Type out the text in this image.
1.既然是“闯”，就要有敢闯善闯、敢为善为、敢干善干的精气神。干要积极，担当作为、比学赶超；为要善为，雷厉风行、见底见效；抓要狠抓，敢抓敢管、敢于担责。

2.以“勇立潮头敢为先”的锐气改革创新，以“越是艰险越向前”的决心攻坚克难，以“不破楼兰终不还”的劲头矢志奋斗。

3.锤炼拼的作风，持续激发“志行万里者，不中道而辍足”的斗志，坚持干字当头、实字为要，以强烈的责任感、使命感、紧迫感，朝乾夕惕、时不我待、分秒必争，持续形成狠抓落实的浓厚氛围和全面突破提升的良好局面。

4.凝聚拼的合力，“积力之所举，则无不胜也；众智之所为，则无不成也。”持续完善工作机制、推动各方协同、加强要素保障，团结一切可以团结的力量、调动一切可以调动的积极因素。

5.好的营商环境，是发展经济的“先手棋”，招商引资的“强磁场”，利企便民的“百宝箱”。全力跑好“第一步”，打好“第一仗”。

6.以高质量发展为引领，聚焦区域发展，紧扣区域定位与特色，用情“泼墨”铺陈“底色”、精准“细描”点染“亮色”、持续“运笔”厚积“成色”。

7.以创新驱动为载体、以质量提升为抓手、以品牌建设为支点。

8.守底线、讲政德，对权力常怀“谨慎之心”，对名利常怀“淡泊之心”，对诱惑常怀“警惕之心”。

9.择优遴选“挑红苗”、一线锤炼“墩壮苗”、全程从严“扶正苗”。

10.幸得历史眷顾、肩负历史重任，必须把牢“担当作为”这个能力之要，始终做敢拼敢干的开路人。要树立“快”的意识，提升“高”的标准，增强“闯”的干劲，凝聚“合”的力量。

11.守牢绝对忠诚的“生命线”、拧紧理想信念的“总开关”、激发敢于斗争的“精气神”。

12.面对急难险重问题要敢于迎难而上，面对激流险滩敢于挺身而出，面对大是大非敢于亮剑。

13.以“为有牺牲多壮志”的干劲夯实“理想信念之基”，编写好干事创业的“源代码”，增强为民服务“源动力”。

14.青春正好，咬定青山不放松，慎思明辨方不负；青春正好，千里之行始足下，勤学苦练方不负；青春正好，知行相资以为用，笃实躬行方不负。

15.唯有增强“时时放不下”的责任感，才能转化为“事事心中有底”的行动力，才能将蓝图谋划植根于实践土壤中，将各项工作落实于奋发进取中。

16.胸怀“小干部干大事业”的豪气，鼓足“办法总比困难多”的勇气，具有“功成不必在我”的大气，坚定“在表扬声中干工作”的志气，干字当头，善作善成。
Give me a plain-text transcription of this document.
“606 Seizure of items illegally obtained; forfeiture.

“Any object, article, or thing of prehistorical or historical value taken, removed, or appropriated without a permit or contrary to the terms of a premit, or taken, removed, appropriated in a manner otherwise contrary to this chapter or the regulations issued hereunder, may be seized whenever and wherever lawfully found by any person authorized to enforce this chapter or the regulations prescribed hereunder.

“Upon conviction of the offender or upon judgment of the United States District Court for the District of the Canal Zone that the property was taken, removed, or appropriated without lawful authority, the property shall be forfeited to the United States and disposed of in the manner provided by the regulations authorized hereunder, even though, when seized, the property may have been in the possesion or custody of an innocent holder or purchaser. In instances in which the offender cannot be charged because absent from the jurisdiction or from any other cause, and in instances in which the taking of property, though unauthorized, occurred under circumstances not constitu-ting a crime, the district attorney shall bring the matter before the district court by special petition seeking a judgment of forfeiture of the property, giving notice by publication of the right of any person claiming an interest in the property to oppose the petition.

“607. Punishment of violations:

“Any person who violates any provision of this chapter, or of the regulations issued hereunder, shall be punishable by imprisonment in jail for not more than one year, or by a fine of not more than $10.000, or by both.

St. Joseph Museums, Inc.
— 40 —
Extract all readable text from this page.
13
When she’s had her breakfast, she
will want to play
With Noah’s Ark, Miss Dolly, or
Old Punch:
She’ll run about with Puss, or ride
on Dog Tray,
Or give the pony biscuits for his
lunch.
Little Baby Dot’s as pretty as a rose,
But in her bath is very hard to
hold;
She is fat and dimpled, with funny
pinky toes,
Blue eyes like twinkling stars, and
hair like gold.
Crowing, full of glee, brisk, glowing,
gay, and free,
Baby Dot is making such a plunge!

◇ ◇ ◇ ◇ ◇ ◇ ◇

INSTRUCTIONS FOR THE TASK — Repeat all the entries word for word.

FINISHED EXERCISE —
Type out the text in this image.
1.既然是“闯”，就要有敢闯善闯、敢为善为、敢干善干的精气神。干要积极，担当作为、比学赶超；为要善为，雷厉风行、见底见效；抓要狠抓，敢抓敢管、敢于担责。

2.以“勇立潮头敢为先”的锐气改革创新，以“越是艰险越向前”的决心攻坚克难，以“不破楼兰终不还”的劲头矢志奋斗。

3.锤炼拼的作风，持续激发“志行万里者，不中道而辍足”的斗志，坚持干字当头、实字为要，以强烈的责任感、使命感、紧迫感，朝乾夕惕、时不我待、分秒必争，持续形成狠抓落实的浓厚氛围和全面突破提升的良好局面。

4.凝聚拼的合力，“积力之所举，则无不胜也；众智之所为，则无不成也。”持续完善工作机制、推动各方协同、加强要素保障，团结一切可以团结的力量、调动一切可以调动的积极因素。

5.好的营商环境，是发展经济的“先手棋”，招商引资的“强磁场”，利企便民的“百宝箱”。全力跑好“第一步”，打好“第一仗”。

6.以高质量发展为引领，聚焦区域发展，紧扣区域定位与特色，用情“泼墨”铺陈“底色”、精准“细描”点染“亮色”、持续“运笔”厚积“成色”。

7.以创新驱动为载体、以质量提升为抓手、以品牌建设为支点。

8.守底线、讲政德，对权力常怀“谨慎之心”，对名利常怀“淡泊之心”，对诱惑常怀“警惕之心”。

9.择优遴选“挑红苗”、一线锤炼“墩壮苗”、全程从严“扶正苗”。

10.幸得历史眷顾、肩负历史重任，必须把牢“担当作为”这个能力之要，始终做敢拼敢干的开路人。要树立“快”的意识，提升“高”的标准，增强“闯”的干劲，凝聚“合”的力量。

11.守牢绝对忠诚的“生命线”、拧紧理想信念的“总开关”、激发敢于斗争的“精气神”。

12.面对急难险重问题要敢于迎难而上，面对激流险滩敢于挺身而出，面对大是大非敢于亮剑。

13.以“为有牺牲多壮志”的干劲夯实“理想信念之基”，编写好干事创业的“源代码”，增强为民服务“源动力”。

14.青春正好，咬定青山不放松，慎思明辨方不负；青春正好，千里之行始足下，勤学苦练方不负；青春正好，知行相资以为用，笃实躬行方不负。

15.唯有增强“时时放不下”的责任感，才能转化为“事事心中有底”的行动力，才能将蓝图谋划植根于实践土壤中，将各项工作落实于奋发进取中。

16.胸怀“小干部干大事业”的豪气，鼓足“办法总比困难多”的勇气，具有“功成不必在我”的大气，坚定“在表扬声中干工作”的志气，干字当头，善作善成。
Give me a plain-text transcription of this document.
“606 Seizure of items illegally obtained; forfeiture.

“Any object, article, or thing of prehistorical or historical value taken, removed, or appropriated without a permit or contrary to the terms of a premit, or taken, removed, appropriated in a manner otherwise contrary to this chapter or the regulations issued hereunder, may be seized whenever and wherever lawfully found by any person authorized to enforce this chapter or the regulations prescribed hereunder.

“Upon conviction of the offender or upon judgment of the United States District Court for the District of the Canal Zone that the property was taken, removed, or appropriated without lawful authority, the property shall be forfeited to the United States and disposed of in the manner provided by the regulations authorized hereunder, even though, when seized, the property may have been in the possesion or custody of an innocent holder or purchaser. In instances in which the offender cannot be charged because absent from the jurisdiction or from any other cause, and in instances in which the taking of property, though unauthorized, occurred under circumstances not constitu-ting a crime, the district attorney shall bring the matter before the district court by special petition seeking a judgment of forfeiture of the property, giving notice by publication of the right of any person claiming an interest in the property to oppose the petition.

“607. Punishment of violations:

“Any person who violates any provision of this chapter, or of the regulations issued hereunder, shall be punishable by imprisonment in jail for not more than one year, or by a fine of not more than $10.000, or by both.

St. Joseph Museums, Inc.
— 40 —
Extract all readable text from this page.
13
When she’s had her breakfast, she
will want to play
With Noah’s Ark, Miss Dolly, or
Old Punch:
She’ll run about with Puss, or ride
on Dog Tray,
Or give the pony biscuits for his
lunch.
Little Baby Dot’s as pretty as a rose,
But in her bath is very hard to
hold;
She is fat and dimpled, with funny
pinky toes,
Blue eyes like twinkling stars, and
hair like gold.
Crowing, full of glee, brisk, glowing,
gay, and free,
Baby Dot is making such a plunge!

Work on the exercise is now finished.